* Exercise task A *
Output the listing lines starting at the one that contains "popular-posts-title: POPULAR POSTS" and ending at the one that contains "400 85 415</box>", both included, reproduced exactly and with nothing else.

* Excerpt provided *
* start *
Judge of the Delhi High Court
- In office 31 August 2007 – 30 June 2014
- Nominated by: Ramesh Chandra Lahoti
- Appointed by: A. P. J. Kalam

Personal details
- Born: 1 July 1952 (age 74)
- Education: University of Delhi

= Veena Birbal =

Indian jurist

Veena Birbal (born 1 July 1952) is a former judge of the Delhi High Court in India, and the former president of the Delhi State Consumer Disputes Redressal Commission. She has adjudicated in a number of significant Indian cases concerning criminal offences and corruption, including the Scorpene deal scam, the 2G spectrum case, the Nitish Katara murder case, and the Uphaar Cinema Fire litigation.
* end *
* Exercise task B *
Go on with the biography of Veena Birbal from the point where it stops.

* The records *
* start *
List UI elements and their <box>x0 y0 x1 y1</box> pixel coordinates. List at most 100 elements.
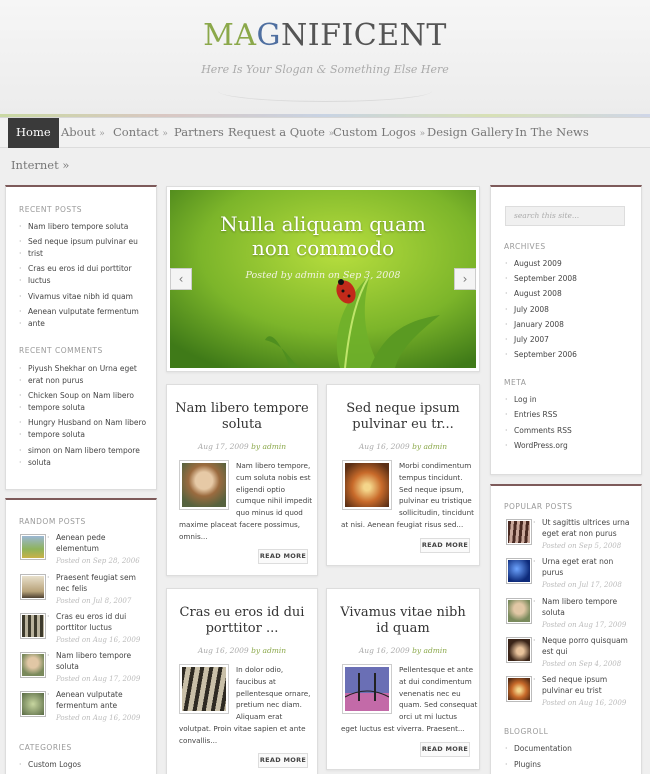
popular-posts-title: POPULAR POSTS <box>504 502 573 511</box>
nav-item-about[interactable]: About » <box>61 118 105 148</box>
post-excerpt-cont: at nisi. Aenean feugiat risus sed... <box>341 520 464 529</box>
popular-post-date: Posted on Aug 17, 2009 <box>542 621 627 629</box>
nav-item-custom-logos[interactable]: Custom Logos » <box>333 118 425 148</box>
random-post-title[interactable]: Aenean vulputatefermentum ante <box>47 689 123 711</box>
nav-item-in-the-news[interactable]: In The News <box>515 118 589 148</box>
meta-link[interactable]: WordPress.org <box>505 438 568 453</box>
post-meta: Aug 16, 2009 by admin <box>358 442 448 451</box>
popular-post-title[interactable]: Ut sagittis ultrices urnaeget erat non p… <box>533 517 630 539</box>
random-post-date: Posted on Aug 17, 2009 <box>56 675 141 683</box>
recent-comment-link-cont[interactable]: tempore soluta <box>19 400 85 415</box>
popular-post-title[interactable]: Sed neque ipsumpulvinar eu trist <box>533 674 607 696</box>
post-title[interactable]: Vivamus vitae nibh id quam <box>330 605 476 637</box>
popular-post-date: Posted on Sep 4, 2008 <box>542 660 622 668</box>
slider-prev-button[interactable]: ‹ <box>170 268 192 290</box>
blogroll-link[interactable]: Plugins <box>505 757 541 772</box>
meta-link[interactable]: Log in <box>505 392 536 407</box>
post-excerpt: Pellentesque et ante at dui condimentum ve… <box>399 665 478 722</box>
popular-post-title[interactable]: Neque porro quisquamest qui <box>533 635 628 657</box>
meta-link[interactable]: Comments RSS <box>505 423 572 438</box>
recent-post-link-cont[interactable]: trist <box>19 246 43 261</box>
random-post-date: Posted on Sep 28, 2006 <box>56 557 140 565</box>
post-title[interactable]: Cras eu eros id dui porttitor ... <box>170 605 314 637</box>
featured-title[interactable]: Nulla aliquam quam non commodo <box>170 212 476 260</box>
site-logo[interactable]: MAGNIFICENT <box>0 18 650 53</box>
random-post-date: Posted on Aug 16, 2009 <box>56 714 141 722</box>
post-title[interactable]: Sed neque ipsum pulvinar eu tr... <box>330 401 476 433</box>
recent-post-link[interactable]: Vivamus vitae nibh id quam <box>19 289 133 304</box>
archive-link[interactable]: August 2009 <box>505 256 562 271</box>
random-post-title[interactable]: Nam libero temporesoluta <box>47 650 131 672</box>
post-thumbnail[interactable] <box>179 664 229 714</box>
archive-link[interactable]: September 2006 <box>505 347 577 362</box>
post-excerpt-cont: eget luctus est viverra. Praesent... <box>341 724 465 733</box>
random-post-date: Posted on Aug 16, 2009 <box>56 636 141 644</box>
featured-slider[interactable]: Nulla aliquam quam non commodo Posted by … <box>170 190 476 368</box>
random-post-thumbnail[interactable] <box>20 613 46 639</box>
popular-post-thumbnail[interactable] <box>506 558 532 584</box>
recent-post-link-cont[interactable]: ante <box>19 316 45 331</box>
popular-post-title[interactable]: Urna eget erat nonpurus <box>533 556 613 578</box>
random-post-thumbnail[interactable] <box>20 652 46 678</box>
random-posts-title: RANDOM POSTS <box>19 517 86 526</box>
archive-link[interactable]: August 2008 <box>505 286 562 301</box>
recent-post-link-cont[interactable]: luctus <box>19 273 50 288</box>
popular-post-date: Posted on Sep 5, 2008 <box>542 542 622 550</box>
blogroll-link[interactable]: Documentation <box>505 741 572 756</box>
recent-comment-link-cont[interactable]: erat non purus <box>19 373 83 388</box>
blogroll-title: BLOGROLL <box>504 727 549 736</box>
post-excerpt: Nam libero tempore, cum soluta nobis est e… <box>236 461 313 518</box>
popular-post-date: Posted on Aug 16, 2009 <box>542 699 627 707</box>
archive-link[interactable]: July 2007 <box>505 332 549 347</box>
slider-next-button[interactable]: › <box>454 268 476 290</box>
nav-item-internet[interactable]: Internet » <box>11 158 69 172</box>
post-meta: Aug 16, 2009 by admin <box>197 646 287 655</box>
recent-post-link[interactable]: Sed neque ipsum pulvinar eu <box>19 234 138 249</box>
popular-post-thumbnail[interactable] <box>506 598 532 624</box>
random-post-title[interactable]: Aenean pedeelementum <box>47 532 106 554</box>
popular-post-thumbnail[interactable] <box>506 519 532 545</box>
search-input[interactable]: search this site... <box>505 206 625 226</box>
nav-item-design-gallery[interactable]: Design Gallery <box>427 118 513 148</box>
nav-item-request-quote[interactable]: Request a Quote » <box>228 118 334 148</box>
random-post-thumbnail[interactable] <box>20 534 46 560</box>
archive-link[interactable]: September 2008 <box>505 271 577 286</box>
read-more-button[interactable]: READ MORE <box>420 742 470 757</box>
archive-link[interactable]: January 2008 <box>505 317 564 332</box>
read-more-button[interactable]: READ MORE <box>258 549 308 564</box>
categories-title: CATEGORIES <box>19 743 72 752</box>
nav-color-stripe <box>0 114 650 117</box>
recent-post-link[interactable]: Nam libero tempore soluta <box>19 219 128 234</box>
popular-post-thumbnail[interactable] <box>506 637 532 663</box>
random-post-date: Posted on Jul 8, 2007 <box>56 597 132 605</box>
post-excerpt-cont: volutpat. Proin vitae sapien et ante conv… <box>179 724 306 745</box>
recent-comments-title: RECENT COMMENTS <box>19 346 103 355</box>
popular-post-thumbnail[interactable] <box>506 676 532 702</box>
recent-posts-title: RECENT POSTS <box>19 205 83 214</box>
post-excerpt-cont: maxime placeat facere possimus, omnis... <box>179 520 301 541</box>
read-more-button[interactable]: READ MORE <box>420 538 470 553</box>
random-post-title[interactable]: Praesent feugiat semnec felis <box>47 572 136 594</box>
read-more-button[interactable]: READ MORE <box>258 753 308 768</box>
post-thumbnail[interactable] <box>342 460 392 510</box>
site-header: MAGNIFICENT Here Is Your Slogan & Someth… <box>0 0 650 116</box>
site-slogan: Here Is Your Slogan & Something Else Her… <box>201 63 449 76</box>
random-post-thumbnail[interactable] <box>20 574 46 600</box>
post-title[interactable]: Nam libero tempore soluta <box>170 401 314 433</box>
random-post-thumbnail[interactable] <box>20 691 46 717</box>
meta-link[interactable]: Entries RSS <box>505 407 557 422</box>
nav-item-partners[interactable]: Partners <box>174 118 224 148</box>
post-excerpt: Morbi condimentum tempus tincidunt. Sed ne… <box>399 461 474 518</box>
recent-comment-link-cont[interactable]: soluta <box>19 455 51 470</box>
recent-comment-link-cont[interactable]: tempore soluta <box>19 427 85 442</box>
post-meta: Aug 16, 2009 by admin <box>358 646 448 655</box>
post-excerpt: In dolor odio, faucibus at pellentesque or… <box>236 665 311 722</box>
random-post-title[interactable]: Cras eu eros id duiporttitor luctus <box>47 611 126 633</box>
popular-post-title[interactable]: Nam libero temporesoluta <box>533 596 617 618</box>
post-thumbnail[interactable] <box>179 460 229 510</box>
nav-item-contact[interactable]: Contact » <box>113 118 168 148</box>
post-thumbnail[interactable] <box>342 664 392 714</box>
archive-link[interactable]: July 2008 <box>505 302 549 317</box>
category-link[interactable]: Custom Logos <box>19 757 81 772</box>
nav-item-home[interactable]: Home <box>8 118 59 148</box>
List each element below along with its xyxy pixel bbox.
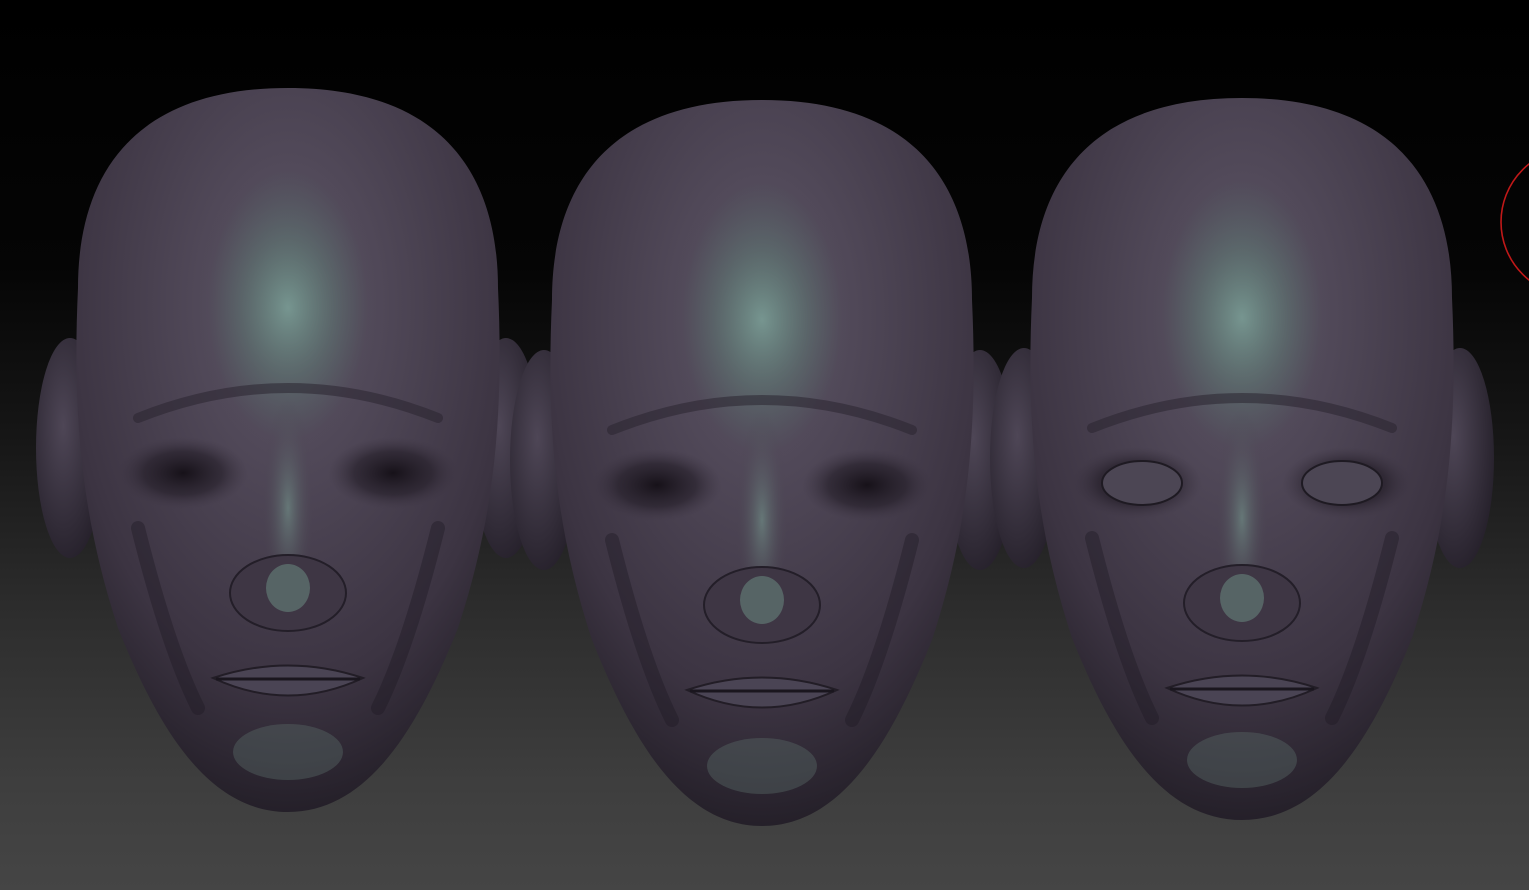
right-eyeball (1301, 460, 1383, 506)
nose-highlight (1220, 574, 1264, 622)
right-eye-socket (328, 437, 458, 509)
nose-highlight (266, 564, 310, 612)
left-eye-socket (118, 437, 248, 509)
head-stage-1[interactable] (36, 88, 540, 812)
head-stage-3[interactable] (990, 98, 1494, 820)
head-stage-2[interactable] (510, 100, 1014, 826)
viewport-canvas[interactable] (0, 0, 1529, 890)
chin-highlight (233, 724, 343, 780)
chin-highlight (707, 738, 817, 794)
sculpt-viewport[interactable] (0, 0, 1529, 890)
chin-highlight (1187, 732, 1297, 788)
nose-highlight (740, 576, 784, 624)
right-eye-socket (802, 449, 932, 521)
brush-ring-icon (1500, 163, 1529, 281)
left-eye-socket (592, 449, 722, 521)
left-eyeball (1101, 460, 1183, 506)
* end *
* Answer A *
popular-posts-title: POPULAR POSTS <box>504 502 573 511</box>
nav-item-about[interactable]: About » <box>61 118 105 148</box>
post-excerpt-cont: at nisi. Aenean feugiat risus sed... <box>341 520 464 529</box>
popular-post-date: Posted on Aug 17, 2009 <box>542 621 627 629</box>
nav-item-custom-logos[interactable]: Custom Logos » <box>333 118 425 148</box>
random-post-title[interactable]: Aenean vulputatefermentum ante <box>47 689 123 711</box>
nav-item-in-the-news[interactable]: In The News <box>515 118 589 148</box>
meta-link[interactable]: WordPress.org <box>505 438 568 453</box>
post-meta: Aug 16, 2009 by admin <box>358 442 448 451</box>
popular-post-title[interactable]: Ut sagittis ultrices urnaeget erat non p… <box>533 517 630 539</box>
random-post-date: Posted on Aug 17, 2009 <box>56 675 141 683</box>
recent-comment-link-cont[interactable]: tempore soluta <box>19 400 85 415</box>

* Answer B *
== Judicial career ==
Birbal enrolled with the Bar Council of Delhi in 1978, and practiced law at the Delhi High Court, Supreme Court of India and other courts and tribunals in Delhi. In 1992, she was appointed as a District and Sessions judge in Delhi, and became the judge in charge of the Karkardooma courts in 2006. Between 2003 and 2006, she was deputed by the Delhi High Court to act as the Secretary for Law, Justice and Legislative Affairs in the Government of Delhi. She was appointed to the Delhi High Court on 31 August 2007, and retired on 30 June 2014.

=== Delhi High Court ===
As a High Court judge, Birbal briefly adjudicated over an appeal in the 2G spectrum case, during which she publicly rebuked former Tamil Nadu Chief Minister M. Karunanidhi's wife, Dayalu Ammal, for failing to appear in hearings. The day after this, Birbal recused herself from the case, without disclosing any reasons for her recusal. Birbal, along with another judge, Sanjay Kishan Kaul, also dismissed a case filed against INC leader Sonia Gandhi, in which the petitioner had argued that she should be disqualified as a member of Parliament for receiving the Order of Leopold from the Government of Belgium.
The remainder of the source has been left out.